[Dataset records]

-.-.-

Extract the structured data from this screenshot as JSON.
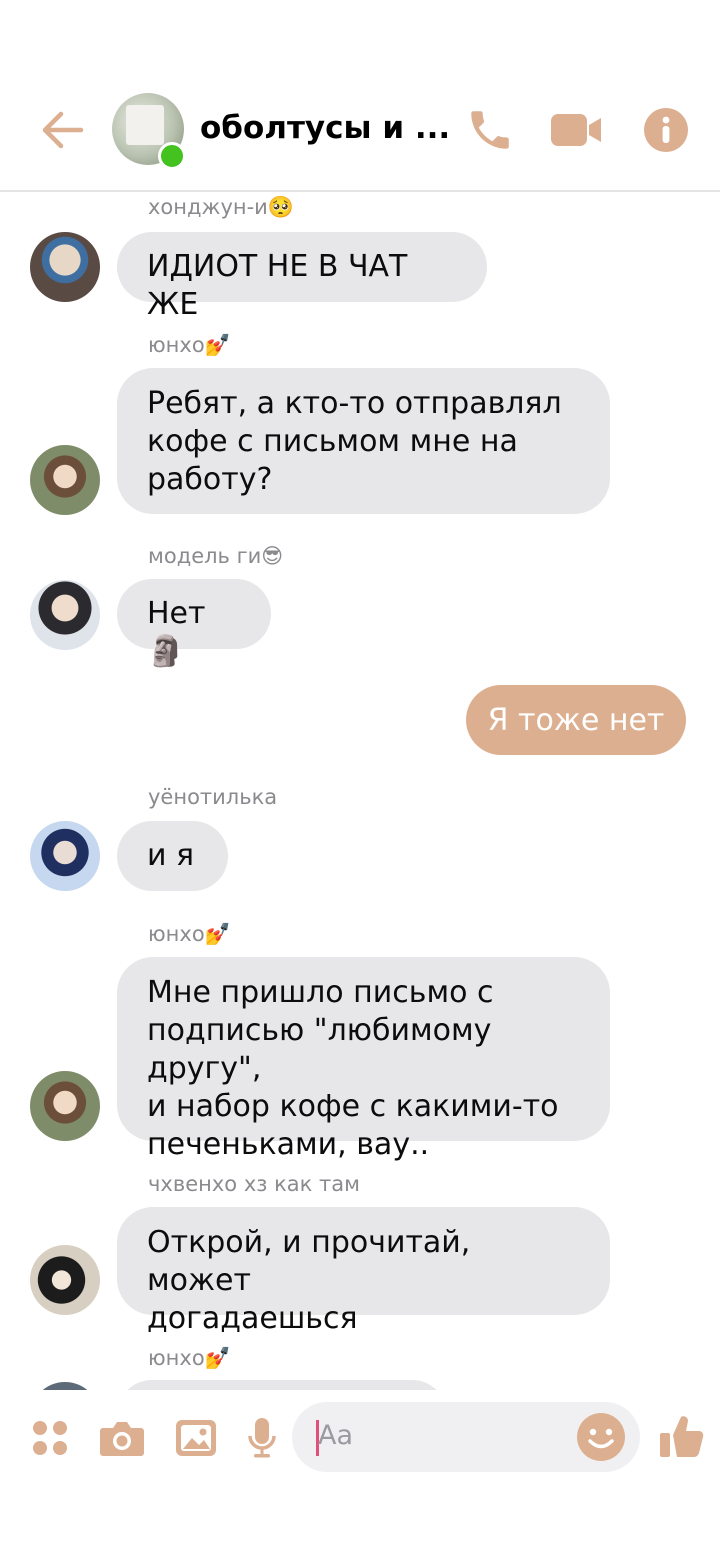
{
  "header": {
    "title": "оболтусы и ...",
    "accent": "#dcaf91"
  },
  "messages": [
    {
      "sender": "хонджун-и🥺",
      "text": "ИДИОТ НЕ В ЧАТ ЖЕ"
    },
    {
      "sender": "юнхо💅",
      "text": "Ребят, а кто-то отправлял\nкофе с письмом мне на\nработу?"
    },
    {
      "sender": "модель ги😎",
      "text": "Нет🗿"
    },
    {
      "sender": "",
      "text": "Я тоже нет",
      "outgoing": true
    },
    {
      "sender": "уёнотилька",
      "text": "и я"
    },
    {
      "sender": "юнхо💅",
      "text": "Мне пришло письмо с\nподписью \"любимому другу\",\nи набор кофе с какими-то\nпеченьками, вау.."
    },
    {
      "sender": "чхвенхо хз как там",
      "text": "Открой, и прочитай, может\nдогадаешься"
    },
    {
      "sender": "юнхо💅",
      "text": ""
    }
  ],
  "composer": {
    "placeholder": "Aa"
  },
  "icons": {
    "back": "back-arrow-icon",
    "call": "phone-icon",
    "video": "video-camera-icon",
    "info": "info-icon",
    "apps": "apps-grid-icon",
    "camera": "camera-icon",
    "gallery": "image-icon",
    "voice": "microphone-icon",
    "emoji": "emoji-icon",
    "like": "thumbs-up-icon"
  }
}
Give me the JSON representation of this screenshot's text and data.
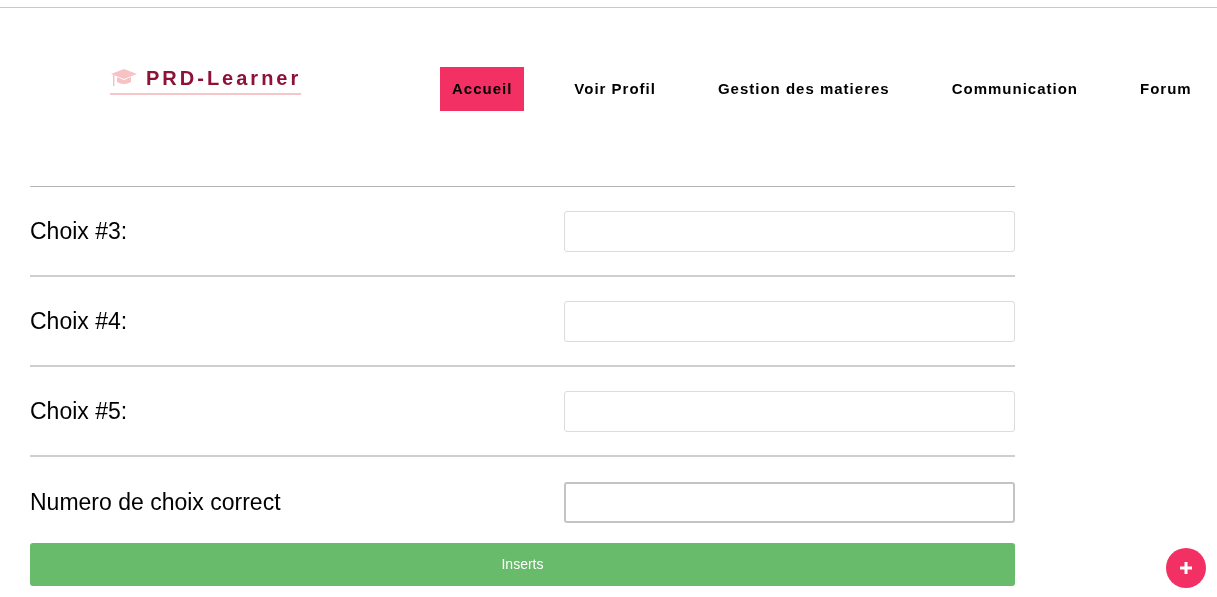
{
  "logo": {
    "text": "PRD-Learner"
  },
  "nav": [
    {
      "label": "Accueil",
      "selected": true
    },
    {
      "label": "Voir Profil",
      "selected": false
    },
    {
      "label": "Gestion des matieres",
      "selected": false
    },
    {
      "label": "Communication",
      "selected": false
    },
    {
      "label": "Forum",
      "selected": false
    }
  ],
  "fields": [
    {
      "label": "Choix #3:"
    },
    {
      "label": "Choix #4:"
    },
    {
      "label": "Choix #5:"
    },
    {
      "label": "Numero de choix correct"
    }
  ],
  "submit": {
    "label": "Inserts"
  }
}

-.-.-

_EXERCISE BRIEF_
Make a verbatim copy of all the entries and strip out the pictures.

_RESPONSE TO THIS TASK_
Extract the structured data from this screenshot as JSON.
{
  "header": {
    "title": "оболтусы и ...",
    "accent": "#dcaf91"
  },
  "messages": [
    {
      "sender": "хонджун-и🥺",
      "text": "ИДИОТ НЕ В ЧАТ ЖЕ"
    },
    {
      "sender": "юнхо💅",
      "text": "Ребят, а кто-то отправлял\nкофе с письмом мне на\nработу?"
    },
    {
      "sender": "модель ги😎",
      "text": "Нет🗿"
    },
    {
      "sender": "",
      "text": "Я тоже нет",
      "outgoing": true
    },
    {
      "sender": "уёнотилька",
      "text": "и я"
    },
    {
      "sender": "юнхо💅",
      "text": "Мне пришло письмо с\nподписью \"любимому другу\",\nи набор кофе с какими-то\nпеченьками, вау.."
    },
    {
      "sender": "чхвенхо хз как там",
      "text": "Открой, и прочитай, может\nдогадаешься"
    },
    {
      "sender": "юнхо💅",
      "text": ""
    }
  ],
  "composer": {
    "placeholder": "Aa"
  },
  "icons": {
    "back": "back-arrow-icon",
    "call": "phone-icon",
    "video": "video-camera-icon",
    "info": "info-icon",
    "apps": "apps-grid-icon",
    "camera": "camera-icon",
    "gallery": "image-icon",
    "voice": "microphone-icon",
    "emoji": "emoji-icon",
    "like": "thumbs-up-icon"
  }
}
Give me the JSON representation of this screenshot's text and data.
{
  "logo": {
    "text": "PRD-Learner"
  },
  "nav": [
    {
      "label": "Accueil",
      "selected": true
    },
    {
      "label": "Voir Profil",
      "selected": false
    },
    {
      "label": "Gestion des matieres",
      "selected": false
    },
    {
      "label": "Communication",
      "selected": false
    },
    {
      "label": "Forum",
      "selected": false
    }
  ],
  "fields": [
    {
      "label": "Choix #3:"
    },
    {
      "label": "Choix #4:"
    },
    {
      "label": "Choix #5:"
    },
    {
      "label": "Numero de choix correct"
    }
  ],
  "submit": {
    "label": "Inserts"
  }
}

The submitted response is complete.